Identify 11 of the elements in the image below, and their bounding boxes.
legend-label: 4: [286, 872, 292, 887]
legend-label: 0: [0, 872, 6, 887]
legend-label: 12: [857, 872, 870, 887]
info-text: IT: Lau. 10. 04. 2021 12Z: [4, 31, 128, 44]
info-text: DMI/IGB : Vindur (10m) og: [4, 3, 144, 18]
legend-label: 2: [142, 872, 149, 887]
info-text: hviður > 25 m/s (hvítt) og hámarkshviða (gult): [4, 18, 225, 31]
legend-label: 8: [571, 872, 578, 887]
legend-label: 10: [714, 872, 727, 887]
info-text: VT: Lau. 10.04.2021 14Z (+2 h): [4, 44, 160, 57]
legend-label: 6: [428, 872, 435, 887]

GIVEN EXERCISE: Reproduce every line of the listing above without changing anything.

WRITTEN REPLY:
Identify 11 of the elements in the image below, and their bounding boxes.
legend-label: 4: [286, 872, 292, 887]
legend-label: 0: [0, 872, 6, 887]
legend-label: 12: [857, 872, 870, 887]
info-text: IT: Lau. 10. 04. 2021 12Z: [4, 31, 128, 44]
info-text: DMI/IGB : Vindur (10m) og: [4, 3, 144, 18]
legend-label: 2: [142, 872, 149, 887]
info-text: hviður > 25 m/s (hvítt) og hámarkshviða (gult): [4, 18, 225, 31]
legend-label: 8: [571, 872, 578, 887]
legend-label: 10: [714, 872, 727, 887]
info-text: VT: Lau. 10.04.2021 14Z (+2 h): [4, 44, 160, 57]
legend-label: 6: [428, 872, 435, 887]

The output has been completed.